> The request: Please copy every line of the records below that holds the word "culture".

____________

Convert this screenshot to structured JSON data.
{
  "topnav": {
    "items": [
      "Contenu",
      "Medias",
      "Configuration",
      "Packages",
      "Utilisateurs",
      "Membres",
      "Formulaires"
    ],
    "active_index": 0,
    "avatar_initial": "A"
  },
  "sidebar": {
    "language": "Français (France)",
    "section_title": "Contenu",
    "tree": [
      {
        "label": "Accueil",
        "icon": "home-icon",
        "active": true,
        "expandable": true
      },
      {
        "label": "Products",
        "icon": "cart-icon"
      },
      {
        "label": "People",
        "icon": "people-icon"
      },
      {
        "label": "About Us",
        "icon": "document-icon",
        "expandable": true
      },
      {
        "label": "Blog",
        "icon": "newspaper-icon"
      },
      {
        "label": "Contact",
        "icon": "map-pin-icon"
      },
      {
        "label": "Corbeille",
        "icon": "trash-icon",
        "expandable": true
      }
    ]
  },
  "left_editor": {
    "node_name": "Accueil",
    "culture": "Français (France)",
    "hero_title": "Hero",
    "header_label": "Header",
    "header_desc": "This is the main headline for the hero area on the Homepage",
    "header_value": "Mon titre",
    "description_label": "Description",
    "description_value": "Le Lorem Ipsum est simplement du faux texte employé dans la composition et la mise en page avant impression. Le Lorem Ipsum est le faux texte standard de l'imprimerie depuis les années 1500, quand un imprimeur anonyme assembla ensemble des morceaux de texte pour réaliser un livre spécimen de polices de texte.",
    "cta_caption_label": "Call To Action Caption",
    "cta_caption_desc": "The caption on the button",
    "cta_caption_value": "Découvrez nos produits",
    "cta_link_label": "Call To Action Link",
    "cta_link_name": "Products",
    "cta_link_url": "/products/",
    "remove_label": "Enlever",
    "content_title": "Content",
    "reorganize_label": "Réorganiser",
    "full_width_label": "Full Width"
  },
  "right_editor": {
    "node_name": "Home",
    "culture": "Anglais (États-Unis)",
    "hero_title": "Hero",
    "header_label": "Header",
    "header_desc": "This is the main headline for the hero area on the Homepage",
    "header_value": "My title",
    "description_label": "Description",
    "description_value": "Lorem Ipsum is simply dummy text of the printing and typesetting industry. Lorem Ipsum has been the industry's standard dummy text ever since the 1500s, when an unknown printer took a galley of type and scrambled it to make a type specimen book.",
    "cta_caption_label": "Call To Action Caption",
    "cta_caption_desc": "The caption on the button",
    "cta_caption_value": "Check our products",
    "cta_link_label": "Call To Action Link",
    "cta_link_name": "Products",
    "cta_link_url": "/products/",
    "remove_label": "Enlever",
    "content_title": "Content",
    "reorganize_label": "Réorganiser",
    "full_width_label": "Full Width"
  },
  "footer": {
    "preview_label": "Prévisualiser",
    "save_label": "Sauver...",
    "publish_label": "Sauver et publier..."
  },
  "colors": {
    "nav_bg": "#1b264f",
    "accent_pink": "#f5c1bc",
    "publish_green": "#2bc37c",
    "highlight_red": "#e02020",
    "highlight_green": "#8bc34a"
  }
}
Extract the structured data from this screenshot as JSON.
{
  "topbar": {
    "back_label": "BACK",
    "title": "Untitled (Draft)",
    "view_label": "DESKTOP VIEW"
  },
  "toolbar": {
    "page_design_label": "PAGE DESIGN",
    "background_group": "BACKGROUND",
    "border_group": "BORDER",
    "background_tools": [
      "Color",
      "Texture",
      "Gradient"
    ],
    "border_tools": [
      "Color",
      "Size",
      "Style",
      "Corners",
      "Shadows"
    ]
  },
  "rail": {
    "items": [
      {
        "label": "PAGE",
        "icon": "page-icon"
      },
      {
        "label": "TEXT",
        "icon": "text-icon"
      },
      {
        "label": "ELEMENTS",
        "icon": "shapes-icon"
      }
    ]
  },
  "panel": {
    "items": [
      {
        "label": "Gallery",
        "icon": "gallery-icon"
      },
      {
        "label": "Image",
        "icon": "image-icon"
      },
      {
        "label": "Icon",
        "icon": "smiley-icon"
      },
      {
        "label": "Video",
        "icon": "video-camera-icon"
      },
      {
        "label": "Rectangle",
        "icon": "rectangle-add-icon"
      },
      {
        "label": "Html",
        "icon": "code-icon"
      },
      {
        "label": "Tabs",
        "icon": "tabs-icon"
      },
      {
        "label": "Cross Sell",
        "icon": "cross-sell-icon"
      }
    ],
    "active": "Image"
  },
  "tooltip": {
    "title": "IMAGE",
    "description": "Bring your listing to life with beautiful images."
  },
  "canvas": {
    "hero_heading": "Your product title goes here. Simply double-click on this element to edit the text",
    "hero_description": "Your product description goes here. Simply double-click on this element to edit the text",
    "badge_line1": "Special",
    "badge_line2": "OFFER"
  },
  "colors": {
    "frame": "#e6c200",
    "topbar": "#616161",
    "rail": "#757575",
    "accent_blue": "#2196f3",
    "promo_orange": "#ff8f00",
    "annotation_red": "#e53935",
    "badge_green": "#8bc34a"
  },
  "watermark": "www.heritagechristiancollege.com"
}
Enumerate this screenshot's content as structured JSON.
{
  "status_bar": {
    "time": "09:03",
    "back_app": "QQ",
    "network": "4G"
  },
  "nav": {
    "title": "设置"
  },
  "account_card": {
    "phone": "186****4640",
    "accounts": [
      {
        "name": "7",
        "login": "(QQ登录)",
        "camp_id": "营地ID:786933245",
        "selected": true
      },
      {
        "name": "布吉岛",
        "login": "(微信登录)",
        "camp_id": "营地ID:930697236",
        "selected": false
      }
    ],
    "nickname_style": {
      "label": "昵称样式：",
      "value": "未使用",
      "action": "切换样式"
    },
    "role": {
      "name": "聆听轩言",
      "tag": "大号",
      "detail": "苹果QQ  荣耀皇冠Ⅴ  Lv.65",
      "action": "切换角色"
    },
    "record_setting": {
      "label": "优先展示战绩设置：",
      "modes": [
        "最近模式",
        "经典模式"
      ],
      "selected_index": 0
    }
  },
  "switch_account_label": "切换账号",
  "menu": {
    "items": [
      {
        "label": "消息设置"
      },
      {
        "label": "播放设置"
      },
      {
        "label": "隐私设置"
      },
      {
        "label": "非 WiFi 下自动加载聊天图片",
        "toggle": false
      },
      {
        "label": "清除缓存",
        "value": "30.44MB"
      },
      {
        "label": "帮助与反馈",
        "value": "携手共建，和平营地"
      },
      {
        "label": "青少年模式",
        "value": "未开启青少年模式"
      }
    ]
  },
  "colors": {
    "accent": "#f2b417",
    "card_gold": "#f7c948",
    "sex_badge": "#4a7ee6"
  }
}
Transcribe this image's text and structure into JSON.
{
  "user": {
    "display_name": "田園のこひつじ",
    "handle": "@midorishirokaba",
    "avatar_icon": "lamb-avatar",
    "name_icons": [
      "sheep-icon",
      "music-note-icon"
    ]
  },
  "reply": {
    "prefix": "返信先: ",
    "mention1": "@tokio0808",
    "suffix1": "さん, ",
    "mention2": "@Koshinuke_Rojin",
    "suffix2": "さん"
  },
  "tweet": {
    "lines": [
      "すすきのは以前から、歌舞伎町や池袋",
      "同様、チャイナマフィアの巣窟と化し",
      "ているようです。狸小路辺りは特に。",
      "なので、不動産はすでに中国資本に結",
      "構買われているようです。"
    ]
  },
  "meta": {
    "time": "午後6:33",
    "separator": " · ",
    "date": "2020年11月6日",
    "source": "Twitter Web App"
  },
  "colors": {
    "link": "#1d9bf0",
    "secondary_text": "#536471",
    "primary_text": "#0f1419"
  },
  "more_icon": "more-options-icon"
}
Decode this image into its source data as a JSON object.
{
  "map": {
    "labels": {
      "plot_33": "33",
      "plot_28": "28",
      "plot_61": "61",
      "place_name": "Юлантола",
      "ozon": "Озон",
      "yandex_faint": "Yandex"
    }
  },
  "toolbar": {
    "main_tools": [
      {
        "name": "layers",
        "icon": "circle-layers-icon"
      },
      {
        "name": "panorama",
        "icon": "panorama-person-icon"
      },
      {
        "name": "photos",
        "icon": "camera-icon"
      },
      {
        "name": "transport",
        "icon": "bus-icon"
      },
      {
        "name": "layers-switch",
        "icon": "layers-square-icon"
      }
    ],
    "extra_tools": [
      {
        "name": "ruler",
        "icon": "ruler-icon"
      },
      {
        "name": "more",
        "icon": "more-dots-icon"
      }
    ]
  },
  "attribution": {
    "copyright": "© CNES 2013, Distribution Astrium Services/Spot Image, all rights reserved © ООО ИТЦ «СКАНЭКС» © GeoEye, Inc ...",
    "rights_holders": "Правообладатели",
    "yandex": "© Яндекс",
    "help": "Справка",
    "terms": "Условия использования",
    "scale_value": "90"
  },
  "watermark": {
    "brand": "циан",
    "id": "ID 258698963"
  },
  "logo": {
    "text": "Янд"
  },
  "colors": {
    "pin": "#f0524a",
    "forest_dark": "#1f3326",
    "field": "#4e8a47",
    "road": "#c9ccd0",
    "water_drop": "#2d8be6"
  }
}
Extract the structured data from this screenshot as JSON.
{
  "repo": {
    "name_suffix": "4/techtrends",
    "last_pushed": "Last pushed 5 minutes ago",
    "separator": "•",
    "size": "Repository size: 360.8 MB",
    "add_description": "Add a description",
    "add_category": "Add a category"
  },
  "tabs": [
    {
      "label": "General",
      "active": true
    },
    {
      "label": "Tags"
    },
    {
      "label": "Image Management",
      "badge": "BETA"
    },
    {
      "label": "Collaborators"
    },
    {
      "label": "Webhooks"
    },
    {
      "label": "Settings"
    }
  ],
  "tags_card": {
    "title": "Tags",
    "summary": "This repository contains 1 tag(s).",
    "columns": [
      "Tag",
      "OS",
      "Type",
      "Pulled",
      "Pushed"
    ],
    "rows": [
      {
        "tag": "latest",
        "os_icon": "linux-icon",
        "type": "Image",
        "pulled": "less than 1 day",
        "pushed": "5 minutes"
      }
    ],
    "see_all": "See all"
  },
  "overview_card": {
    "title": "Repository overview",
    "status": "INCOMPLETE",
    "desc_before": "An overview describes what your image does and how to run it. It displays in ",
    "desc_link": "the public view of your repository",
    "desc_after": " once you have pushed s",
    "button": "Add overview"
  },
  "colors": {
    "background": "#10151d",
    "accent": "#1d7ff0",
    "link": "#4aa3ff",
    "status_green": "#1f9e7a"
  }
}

____________

> Exercise solution:
    "culture": "Français (France)",
    "culture": "Anglais (États-Unis)",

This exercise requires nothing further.